Given exercise: Every line below should be copied exactly; drop the pictures.

Saved entries:

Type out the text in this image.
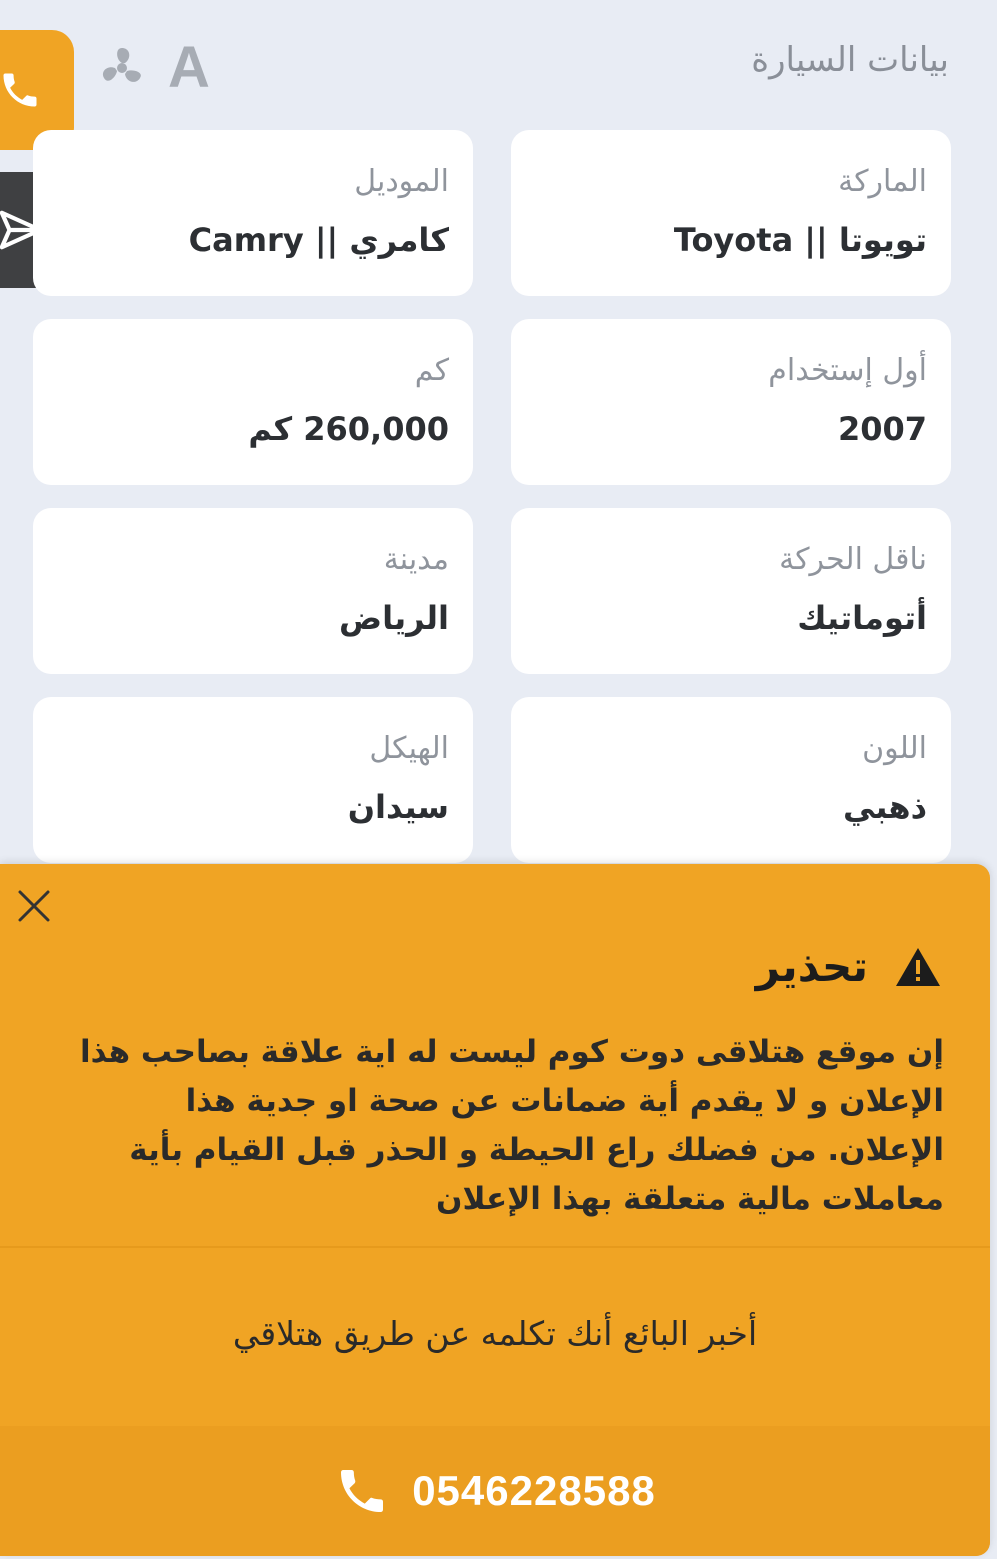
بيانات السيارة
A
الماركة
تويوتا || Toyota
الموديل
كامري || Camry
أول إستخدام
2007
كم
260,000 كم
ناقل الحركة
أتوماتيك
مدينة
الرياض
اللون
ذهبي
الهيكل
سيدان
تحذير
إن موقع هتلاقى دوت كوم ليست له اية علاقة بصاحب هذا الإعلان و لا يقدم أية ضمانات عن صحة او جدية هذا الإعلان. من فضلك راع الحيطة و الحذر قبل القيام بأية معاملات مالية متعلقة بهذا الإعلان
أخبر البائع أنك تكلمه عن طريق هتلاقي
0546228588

Output below:
Type out the text in this image.
بيانات السيارة
A
الماركة
تويوتا || Toyota
الموديل
كامري || Camry
أول إستخدام
2007
كم
260,000 كم
ناقل الحركة
أتوماتيك
مدينة
الرياض
اللون
ذهبي
الهيكل
سيدان
تحذير
إن موقع هتلاقى دوت كوم ليست له اية علاقة بصاحب هذا الإعلان و لا يقدم أية ضمانات عن صحة او جدية هذا الإعلان. من فضلك راع الحيطة و الحذر قبل القيام بأية معاملات مالية متعلقة بهذا الإعلان
أخبر البائع أنك تكلمه عن طريق هتلاقي
0546228588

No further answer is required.